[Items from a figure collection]

◆ ◆ ◆ ◆

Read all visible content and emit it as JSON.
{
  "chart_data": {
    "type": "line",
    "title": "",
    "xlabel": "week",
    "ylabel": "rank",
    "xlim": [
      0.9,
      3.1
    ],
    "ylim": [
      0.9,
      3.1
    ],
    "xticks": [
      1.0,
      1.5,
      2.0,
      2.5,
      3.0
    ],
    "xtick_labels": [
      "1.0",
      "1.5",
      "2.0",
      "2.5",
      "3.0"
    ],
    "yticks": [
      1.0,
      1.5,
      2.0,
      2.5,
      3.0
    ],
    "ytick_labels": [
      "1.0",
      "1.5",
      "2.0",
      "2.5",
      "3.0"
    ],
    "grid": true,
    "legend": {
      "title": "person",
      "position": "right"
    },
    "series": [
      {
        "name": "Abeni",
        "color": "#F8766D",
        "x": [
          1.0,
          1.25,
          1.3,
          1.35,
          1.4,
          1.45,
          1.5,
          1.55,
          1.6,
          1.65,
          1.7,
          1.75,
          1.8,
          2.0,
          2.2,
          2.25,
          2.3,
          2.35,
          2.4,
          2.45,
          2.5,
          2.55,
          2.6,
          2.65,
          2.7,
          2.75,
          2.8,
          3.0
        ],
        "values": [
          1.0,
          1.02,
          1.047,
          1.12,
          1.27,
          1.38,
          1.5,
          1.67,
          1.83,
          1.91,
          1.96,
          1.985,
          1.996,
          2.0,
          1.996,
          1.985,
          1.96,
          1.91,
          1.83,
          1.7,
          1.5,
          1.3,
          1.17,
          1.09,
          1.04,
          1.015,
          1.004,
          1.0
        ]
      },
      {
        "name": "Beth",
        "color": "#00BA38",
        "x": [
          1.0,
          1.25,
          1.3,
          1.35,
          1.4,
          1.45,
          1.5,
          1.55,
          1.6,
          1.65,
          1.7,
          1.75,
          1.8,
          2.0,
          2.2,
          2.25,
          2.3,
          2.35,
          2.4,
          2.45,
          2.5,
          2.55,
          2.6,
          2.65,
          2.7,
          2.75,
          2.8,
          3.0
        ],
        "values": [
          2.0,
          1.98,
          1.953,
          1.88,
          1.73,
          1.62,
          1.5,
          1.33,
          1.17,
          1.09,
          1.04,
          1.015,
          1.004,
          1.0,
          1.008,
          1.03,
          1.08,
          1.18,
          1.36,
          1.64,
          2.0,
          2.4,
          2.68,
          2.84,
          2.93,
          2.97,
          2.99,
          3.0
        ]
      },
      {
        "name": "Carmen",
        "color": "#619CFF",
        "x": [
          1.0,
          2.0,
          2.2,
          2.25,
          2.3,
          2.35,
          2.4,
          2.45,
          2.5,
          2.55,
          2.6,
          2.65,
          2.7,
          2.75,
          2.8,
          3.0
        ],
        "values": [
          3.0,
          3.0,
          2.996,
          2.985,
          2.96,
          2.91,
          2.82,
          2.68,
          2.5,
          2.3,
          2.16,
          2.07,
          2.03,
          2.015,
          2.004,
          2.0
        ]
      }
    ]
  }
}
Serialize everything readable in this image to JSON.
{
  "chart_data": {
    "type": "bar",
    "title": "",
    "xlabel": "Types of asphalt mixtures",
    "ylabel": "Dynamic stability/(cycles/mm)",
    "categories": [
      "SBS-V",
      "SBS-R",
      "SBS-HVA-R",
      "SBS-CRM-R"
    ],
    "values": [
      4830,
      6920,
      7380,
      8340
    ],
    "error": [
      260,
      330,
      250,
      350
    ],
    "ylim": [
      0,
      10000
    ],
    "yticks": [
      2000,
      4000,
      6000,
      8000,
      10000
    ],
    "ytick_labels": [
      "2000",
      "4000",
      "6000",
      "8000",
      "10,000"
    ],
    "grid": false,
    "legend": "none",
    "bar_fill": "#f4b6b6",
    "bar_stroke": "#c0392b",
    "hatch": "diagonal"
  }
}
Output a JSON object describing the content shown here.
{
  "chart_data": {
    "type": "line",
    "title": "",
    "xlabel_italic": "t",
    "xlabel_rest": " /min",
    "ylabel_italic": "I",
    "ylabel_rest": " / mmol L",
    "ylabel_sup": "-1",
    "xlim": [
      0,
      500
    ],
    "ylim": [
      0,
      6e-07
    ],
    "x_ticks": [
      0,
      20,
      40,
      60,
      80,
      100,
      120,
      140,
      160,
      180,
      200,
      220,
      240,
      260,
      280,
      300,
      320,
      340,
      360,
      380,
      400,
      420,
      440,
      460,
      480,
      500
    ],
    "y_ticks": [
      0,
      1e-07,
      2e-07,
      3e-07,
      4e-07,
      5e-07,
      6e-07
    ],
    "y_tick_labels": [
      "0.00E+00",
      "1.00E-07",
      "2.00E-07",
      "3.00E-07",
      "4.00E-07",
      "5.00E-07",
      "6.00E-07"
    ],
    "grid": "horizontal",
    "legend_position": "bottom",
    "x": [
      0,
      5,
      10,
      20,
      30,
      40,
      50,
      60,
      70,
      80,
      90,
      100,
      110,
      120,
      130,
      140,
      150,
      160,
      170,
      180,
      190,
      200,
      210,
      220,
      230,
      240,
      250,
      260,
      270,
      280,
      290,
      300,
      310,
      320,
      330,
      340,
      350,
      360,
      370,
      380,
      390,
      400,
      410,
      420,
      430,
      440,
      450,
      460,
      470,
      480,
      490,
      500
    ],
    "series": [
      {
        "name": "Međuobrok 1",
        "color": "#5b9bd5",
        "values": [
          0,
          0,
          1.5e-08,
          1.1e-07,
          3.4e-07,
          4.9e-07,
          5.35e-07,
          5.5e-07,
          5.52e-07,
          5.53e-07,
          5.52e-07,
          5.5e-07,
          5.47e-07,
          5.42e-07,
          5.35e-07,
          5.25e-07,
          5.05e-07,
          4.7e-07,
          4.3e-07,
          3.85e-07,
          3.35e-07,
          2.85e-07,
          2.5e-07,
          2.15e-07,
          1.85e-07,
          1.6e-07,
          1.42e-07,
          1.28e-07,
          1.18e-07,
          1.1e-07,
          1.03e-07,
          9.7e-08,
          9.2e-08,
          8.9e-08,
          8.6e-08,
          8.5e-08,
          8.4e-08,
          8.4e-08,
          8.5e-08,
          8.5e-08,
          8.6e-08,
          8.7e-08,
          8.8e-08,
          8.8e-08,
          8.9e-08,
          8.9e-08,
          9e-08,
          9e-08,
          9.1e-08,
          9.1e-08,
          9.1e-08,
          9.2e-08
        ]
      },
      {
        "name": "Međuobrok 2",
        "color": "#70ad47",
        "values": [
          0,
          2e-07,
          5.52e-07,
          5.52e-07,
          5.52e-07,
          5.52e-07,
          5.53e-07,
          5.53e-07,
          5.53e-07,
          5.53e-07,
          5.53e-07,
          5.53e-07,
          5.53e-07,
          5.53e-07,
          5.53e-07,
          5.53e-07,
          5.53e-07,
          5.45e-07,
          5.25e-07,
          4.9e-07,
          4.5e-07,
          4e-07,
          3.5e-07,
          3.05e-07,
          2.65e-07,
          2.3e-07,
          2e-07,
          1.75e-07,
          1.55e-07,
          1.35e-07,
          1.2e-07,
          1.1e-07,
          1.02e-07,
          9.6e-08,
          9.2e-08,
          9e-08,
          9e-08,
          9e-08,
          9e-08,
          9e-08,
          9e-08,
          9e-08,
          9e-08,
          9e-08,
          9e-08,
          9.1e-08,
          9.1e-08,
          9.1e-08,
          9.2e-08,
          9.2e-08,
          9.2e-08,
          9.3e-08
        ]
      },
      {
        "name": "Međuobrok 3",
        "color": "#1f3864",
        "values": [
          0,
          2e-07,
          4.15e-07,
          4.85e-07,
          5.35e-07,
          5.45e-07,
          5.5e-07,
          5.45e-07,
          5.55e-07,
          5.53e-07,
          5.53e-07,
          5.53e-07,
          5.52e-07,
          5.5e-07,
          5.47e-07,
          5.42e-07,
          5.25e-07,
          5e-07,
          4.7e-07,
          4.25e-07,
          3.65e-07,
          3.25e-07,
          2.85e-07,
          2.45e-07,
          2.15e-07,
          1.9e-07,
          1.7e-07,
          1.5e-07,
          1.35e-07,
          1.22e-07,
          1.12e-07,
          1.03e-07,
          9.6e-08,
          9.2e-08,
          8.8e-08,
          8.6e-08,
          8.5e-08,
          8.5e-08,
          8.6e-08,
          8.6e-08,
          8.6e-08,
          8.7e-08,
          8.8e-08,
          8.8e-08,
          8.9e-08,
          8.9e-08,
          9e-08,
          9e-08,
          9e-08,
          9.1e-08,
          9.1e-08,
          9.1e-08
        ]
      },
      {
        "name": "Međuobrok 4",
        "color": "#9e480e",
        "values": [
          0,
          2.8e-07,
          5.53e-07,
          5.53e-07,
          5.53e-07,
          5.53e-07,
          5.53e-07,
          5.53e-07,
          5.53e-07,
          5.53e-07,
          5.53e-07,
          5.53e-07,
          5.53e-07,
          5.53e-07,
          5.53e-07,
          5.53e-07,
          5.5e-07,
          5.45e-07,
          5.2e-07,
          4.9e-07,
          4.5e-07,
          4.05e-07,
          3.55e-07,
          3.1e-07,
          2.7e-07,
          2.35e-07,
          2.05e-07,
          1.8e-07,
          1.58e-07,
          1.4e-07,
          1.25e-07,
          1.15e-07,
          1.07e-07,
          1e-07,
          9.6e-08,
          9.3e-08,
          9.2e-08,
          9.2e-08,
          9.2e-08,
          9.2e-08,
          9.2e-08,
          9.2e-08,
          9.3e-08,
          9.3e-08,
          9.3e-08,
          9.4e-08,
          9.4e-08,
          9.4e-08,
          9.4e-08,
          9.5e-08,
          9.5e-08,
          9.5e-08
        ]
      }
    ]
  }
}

◆ ◆ ◆ ◆

Within the listing above, work out how many lines contain the string "name", and reply with that number only.

7